--- start Record excerpts ---

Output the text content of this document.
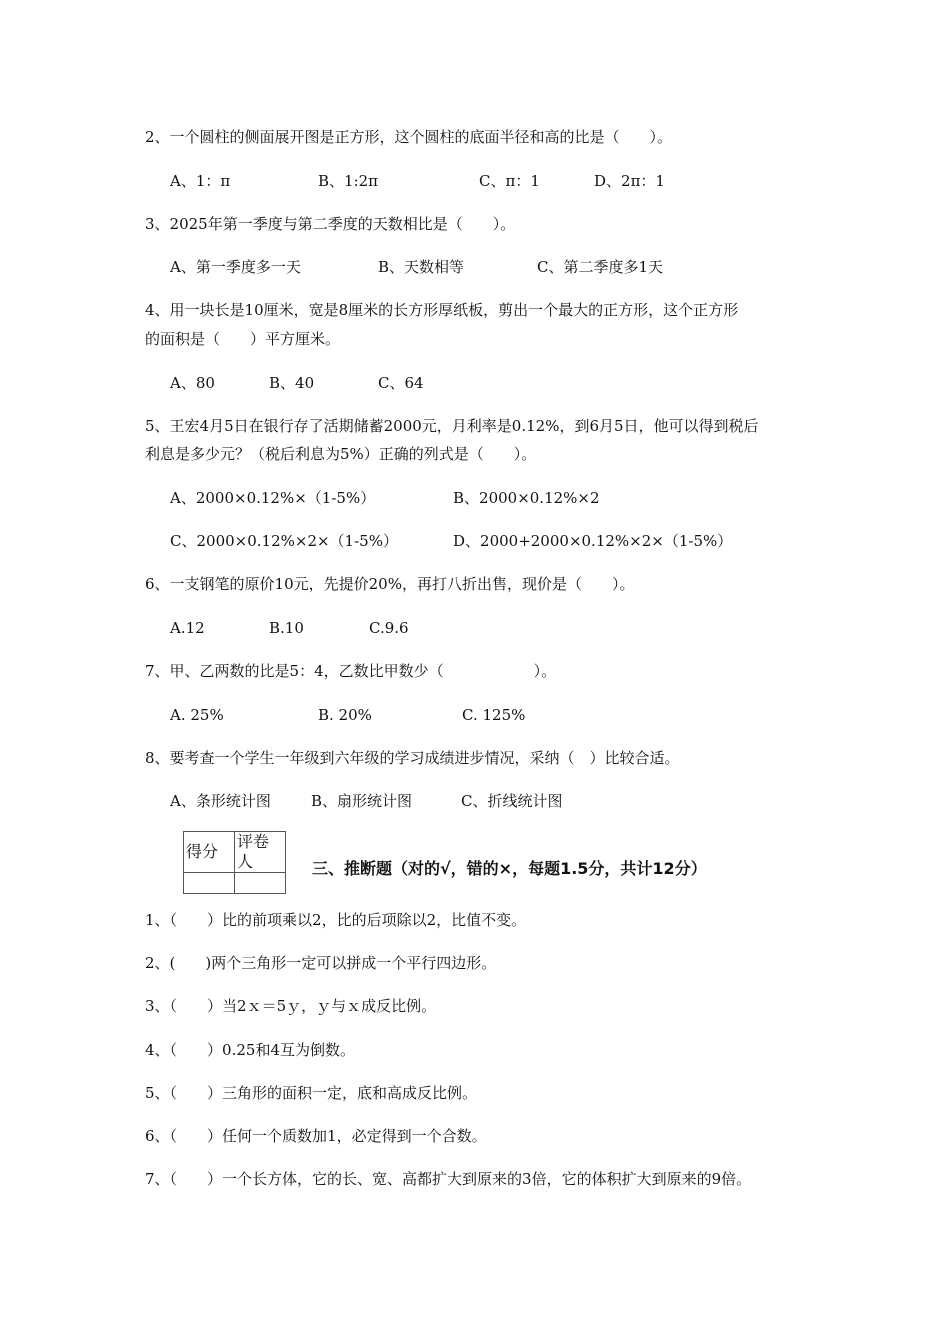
2、一个圆柱的侧面展开图是正方形，这个圆柱的底面半径和高的比是（　　）。
A、1：π	B、1:2π	C、π：1	D、2π：1
3、2025年第一季度与第二季度的天数相比是（　　）。
A、第一季度多一天	B、天数相等	C、第二季度多1天
4、用一块长是10厘米，宽是8厘米的长方形厚纸板，剪出一个最大的正方形，这个正方形
的面积是（　　）平方厘米。
A、80	B、40	C、64
5、王宏4月5日在银行存了活期储蓄2000元，月利率是0.12%，到6月5日，他可以得到税后
利息是多少元？（税后利息为5%）正确的列式是（　　）。
A、2000×0.12%×（1-5%）	B、2000×0.12%×2
C、2000×0.12%×2×（1-5%）	D、2000+2000×0.12%×2×（1-5%）
6、一支钢笔的原价10元，先提价20%，再打八折出售，现价是（　　）。
A.12	B.10	C.9.6
7、甲、乙两数的比是5：4，乙数比甲数少（　　　　　　）。
A. 25%	B. 20%	C. 125%
8、要考查一个学生一年级到六年级的学习成绩进步情况，采纳（　）比较合适。
A、条形统计图	B、扇形统计图	C、折线统计图
得分	评卷人
		三、推断题（对的√，错的×，每题1.5分，共计12分）
1、（　　）比的前项乘以2，比的后项除以2，比值不变。
2、(　　)两个三角形一定可以拼成一个平行四边形。
3、（　　）当2ｘ＝5ｙ，ｙ与ｘ成反比例。
4、（　　）0.25和4互为倒数。
5、（　　）三角形的面积一定，底和高成反比例。
6、（　　）任何一个质数加1，必定得到一个合数。
7、（　　）一个长方体，它的长、宽、高都扩大到原来的3倍，它的体积扩大到原来的9倍。
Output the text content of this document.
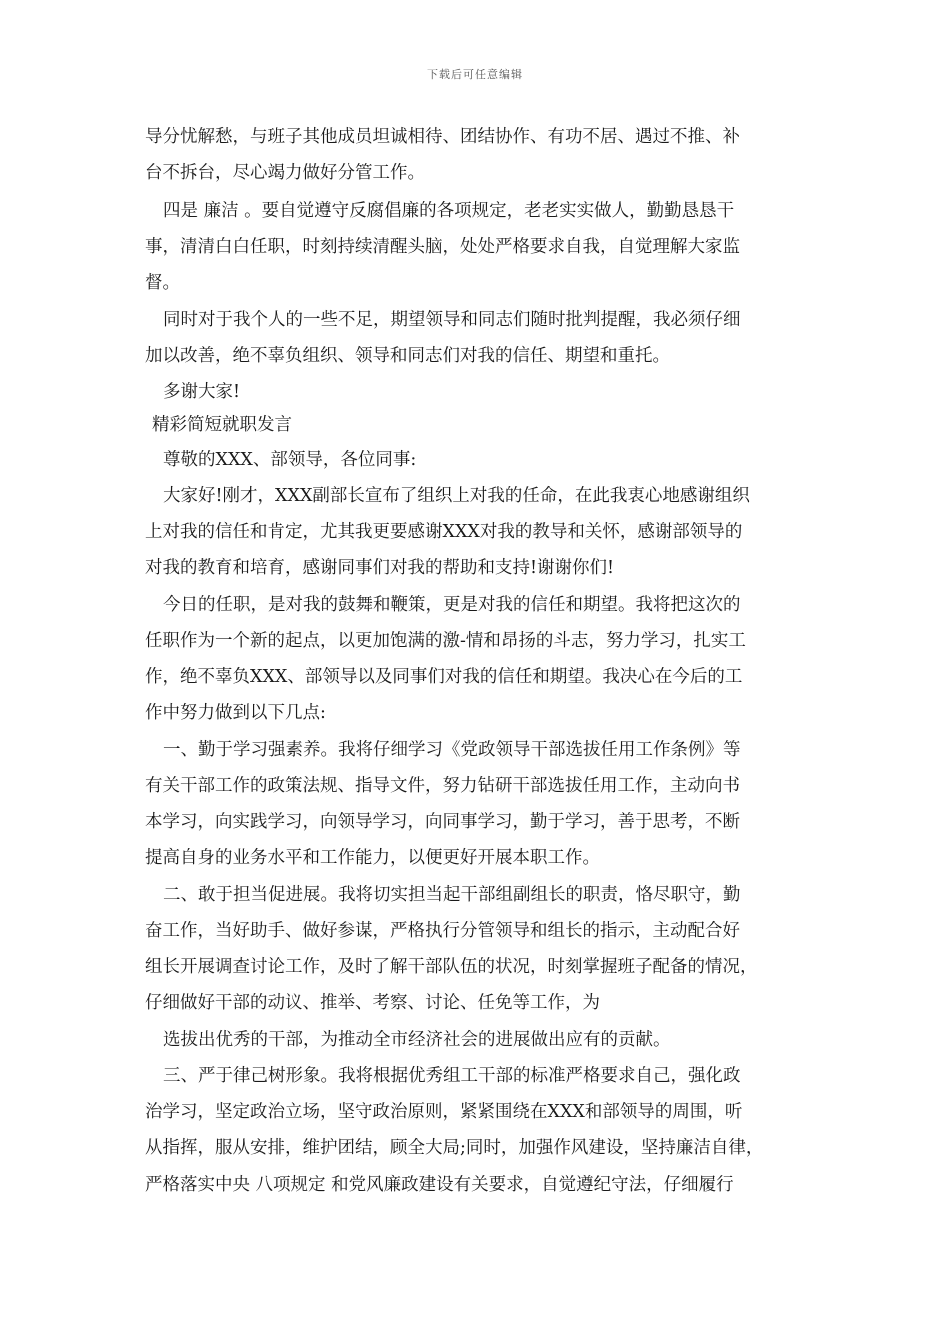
下载后可任意编辑
导分忧解愁，与班子其他成员坦诚相待、团结协作、有功不居、遇过不推、补
台不拆台，尽心竭力做好分管工作。
四是 廉洁 。要自觉遵守反腐倡廉的各项规定，老老实实做人，勤勤恳恳干
事，清清白白任职，时刻持续清醒头脑，处处严格要求自我，自觉理解大家监
督。
同时对于我个人的一些不足，期望领导和同志们随时批判提醒，我必须仔细
加以改善，绝不辜负组织、领导和同志们对我的信任、期望和重托。
多谢大家!
精彩简短就职发言
尊敬的XXX、部领导，各位同事:
大家好!刚才，XXX副部长宣布了组织上对我的任命，在此我衷心地感谢组织
上对我的信任和肯定，尤其我更要感谢XXX对我的教导和关怀，感谢部领导的
对我的教育和培育，感谢同事们对我的帮助和支持!谢谢你们!
今日的任职，是对我的鼓舞和鞭策，更是对我的信任和期望。我将把这次的
任职作为一个新的起点，以更加饱满的激-情和昂扬的斗志，努力学习，扎实工
作，绝不辜负XXX、部领导以及同事们对我的信任和期望。我决心在今后的工
作中努力做到以下几点:
一、勤于学习强素养。我将仔细学习《党政领导干部选拔任用工作条例》等
有关干部工作的政策法规、指导文件，努力钻研干部选拔任用工作，主动向书
本学习，向实践学习，向领导学习，向同事学习，勤于学习，善于思考，不断
提高自身的业务水平和工作能力，以便更好开展本职工作。
二、敢于担当促进展。我将切实担当起干部组副组长的职责，恪尽职守，勤
奋工作，当好助手、做好参谋，严格执行分管领导和组长的指示，主动配合好
组长开展调查讨论工作，及时了解干部队伍的状况，时刻掌握班子配备的情况，
仔细做好干部的动议、推举、考察、讨论、任免等工作，为
选拔出优秀的干部，为推动全市经济社会的进展做出应有的贡献。
三、严于律己树形象。我将根据优秀组工干部的标准严格要求自己，强化政
治学习，坚定政治立场，坚守政治原则，紧紧围绕在XXX和部领导的周围，听
从指挥，服从安排，维护团结，顾全大局;同时，加强作风建设，坚持廉洁自律，
严格落实中央 八项规定 和党风廉政建设有关要求，自觉遵纪守法，仔细履行
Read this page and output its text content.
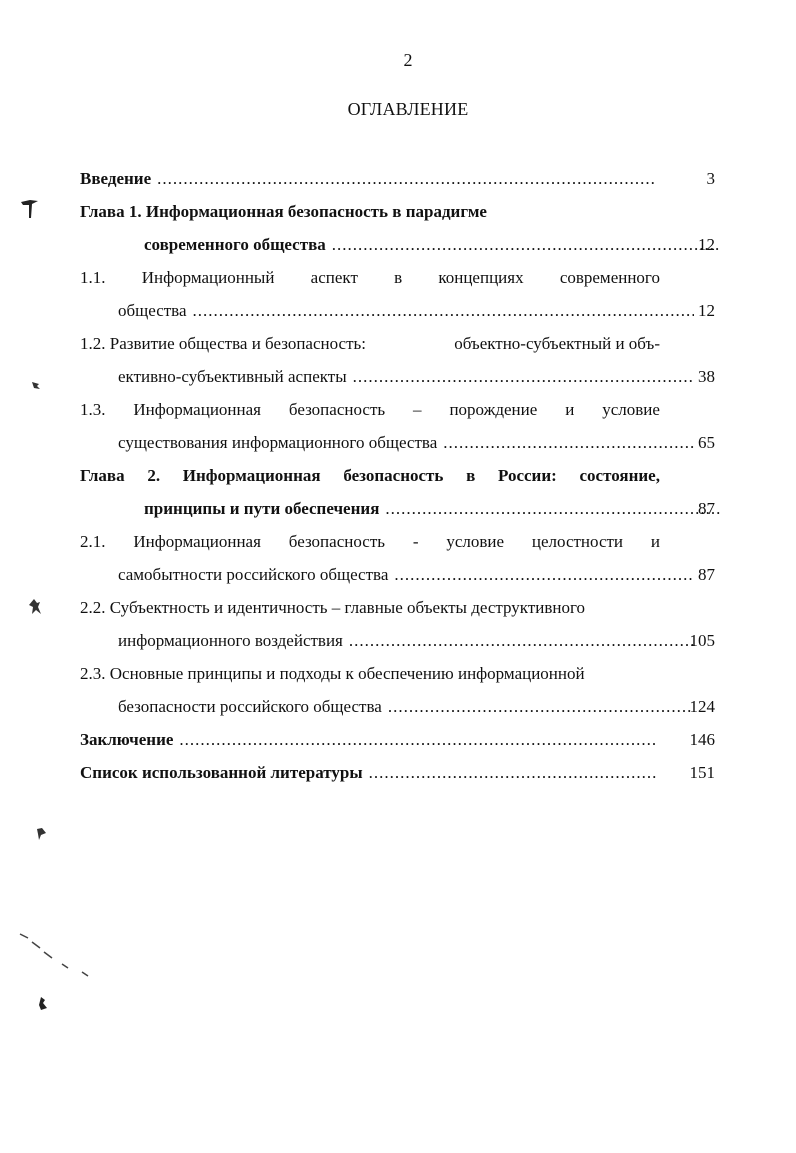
2
ОГЛАВЛЕНИЕ
Введение .....	3
Глава 1. Информационная безопасность в парадигме
современного общества .....	12
1.1. Информационный аспект в концепциях современного
общества .....	12
1.2. Развитие общества и безопасность:	объектно-субъектный и объ-
ективно-субъективный аспекты .....	38
1.3. Информационная безопасность – порождение и условие
существования информационного общества .....	65
Глава 2. Информационная безопасность в России: состояние,
принципы и пути обеспечения .....	87
2.1. Информационная безопасность - условие целостности и
самобытности российского общества .....	87
2.2. Субъектность и идентичность – главные объекты деструктивного
информационного воздействия .....	105
2.3. Основные принципы и подходы к обеспечению информационной
безопасности российского общества .....	124
Заключение .....	146
Список использованной литературы .....	151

--- end Record excerpts ---

### Task directions:
The pictures should not appear in the copy; every other part of the records above must be returned exactly.

### Response to this task:
Output the text content of this document.
2、一个圆柱的侧面展开图是正方形，这个圆柱的底面半径和高的比是（　　）。
A、1：π	B、1:2π	C、π：1	D、2π：1
3、2025年第一季度与第二季度的天数相比是（　　）。
A、第一季度多一天	B、天数相等	C、第二季度多1天
4、用一块长是10厘米，宽是8厘米的长方形厚纸板，剪出一个最大的正方形，这个正方形
的面积是（　　）平方厘米。
A、80	B、40	C、64
5、王宏4月5日在银行存了活期储蓄2000元，月利率是0.12%，到6月5日，他可以得到税后
利息是多少元？（税后利息为5%）正确的列式是（　　）。
A、2000×0.12%×（1-5%）	B、2000×0.12%×2
C、2000×0.12%×2×（1-5%）	D、2000+2000×0.12%×2×（1-5%）
6、一支钢笔的原价10元，先提价20%，再打八折出售，现价是（　　）。
A.12	B.10	C.9.6
7、甲、乙两数的比是5：4，乙数比甲数少（　　　　　　）。
A. 25%	B. 20%	C. 125%
8、要考查一个学生一年级到六年级的学习成绩进步情况，采纳（　）比较合适。
A、条形统计图	B、扇形统计图	C、折线统计图
得分	评卷人
		三、推断题（对的√，错的×，每题1.5分，共计12分）
1、（　　）比的前项乘以2，比的后项除以2，比值不变。
2、(　　)两个三角形一定可以拼成一个平行四边形。
3、（　　）当2ｘ＝5ｙ，ｙ与ｘ成反比例。
4、（　　）0.25和4互为倒数。
5、（　　）三角形的面积一定，底和高成反比例。
6、（　　）任何一个质数加1，必定得到一个合数。
7、（　　）一个长方体，它的长、宽、高都扩大到原来的3倍，它的体积扩大到原来的9倍。
Output the text content of this document.
下载后可任意编辑
导分忧解愁，与班子其他成员坦诚相待、团结协作、有功不居、遇过不推、补
台不拆台，尽心竭力做好分管工作。
四是 廉洁 。要自觉遵守反腐倡廉的各项规定，老老实实做人，勤勤恳恳干
事，清清白白任职，时刻持续清醒头脑，处处严格要求自我，自觉理解大家监
督。
同时对于我个人的一些不足，期望领导和同志们随时批判提醒，我必须仔细
加以改善，绝不辜负组织、领导和同志们对我的信任、期望和重托。
多谢大家!
精彩简短就职发言
尊敬的XXX、部领导，各位同事:
大家好!刚才，XXX副部长宣布了组织上对我的任命，在此我衷心地感谢组织
上对我的信任和肯定，尤其我更要感谢XXX对我的教导和关怀，感谢部领导的
对我的教育和培育，感谢同事们对我的帮助和支持!谢谢你们!
今日的任职，是对我的鼓舞和鞭策，更是对我的信任和期望。我将把这次的
任职作为一个新的起点，以更加饱满的激-情和昂扬的斗志，努力学习，扎实工
作，绝不辜负XXX、部领导以及同事们对我的信任和期望。我决心在今后的工
作中努力做到以下几点:
一、勤于学习强素养。我将仔细学习《党政领导干部选拔任用工作条例》等
有关干部工作的政策法规、指导文件，努力钻研干部选拔任用工作，主动向书
本学习，向实践学习，向领导学习，向同事学习，勤于学习，善于思考，不断
提高自身的业务水平和工作能力，以便更好开展本职工作。
二、敢于担当促进展。我将切实担当起干部组副组长的职责，恪尽职守，勤
奋工作，当好助手、做好参谋，严格执行分管领导和组长的指示，主动配合好
组长开展调查讨论工作，及时了解干部队伍的状况，时刻掌握班子配备的情况，
仔细做好干部的动议、推举、考察、讨论、任免等工作，为
选拔出优秀的干部，为推动全市经济社会的进展做出应有的贡献。
三、严于律己树形象。我将根据优秀组工干部的标准严格要求自己，强化政
治学习，坚定政治立场，坚守政治原则，紧紧围绕在XXX和部领导的周围，听
从指挥，服从安排，维护团结，顾全大局;同时，加强作风建设，坚持廉洁自律，
严格落实中央 八项规定 和党风廉政建设有关要求，自觉遵纪守法，仔细履行
Read this page and output its text content.
2
ОГЛАВЛЕНИЕ
Введение .....	3
Глава 1. Информационная безопасность в парадигме
современного общества .....	12
1.1. Информационный аспект в концепциях современного
общества .....	12
1.2. Развитие общества и безопасность:	объектно-субъектный и объ-
ективно-субъективный аспекты .....	38
1.3. Информационная безопасность – порождение и условие
существования информационного общества .....	65
Глава 2. Информационная безопасность в России: состояние,
принципы и пути обеспечения .....	87
2.1. Информационная безопасность - условие целостности и
самобытности российского общества .....	87
2.2. Субъектность и идентичность – главные объекты деструктивного
информационного воздействия .....	105
2.3. Основные принципы и подходы к обеспечению информационной
безопасности российского общества .....	124
Заключение .....	146
Список использованной литературы .....	151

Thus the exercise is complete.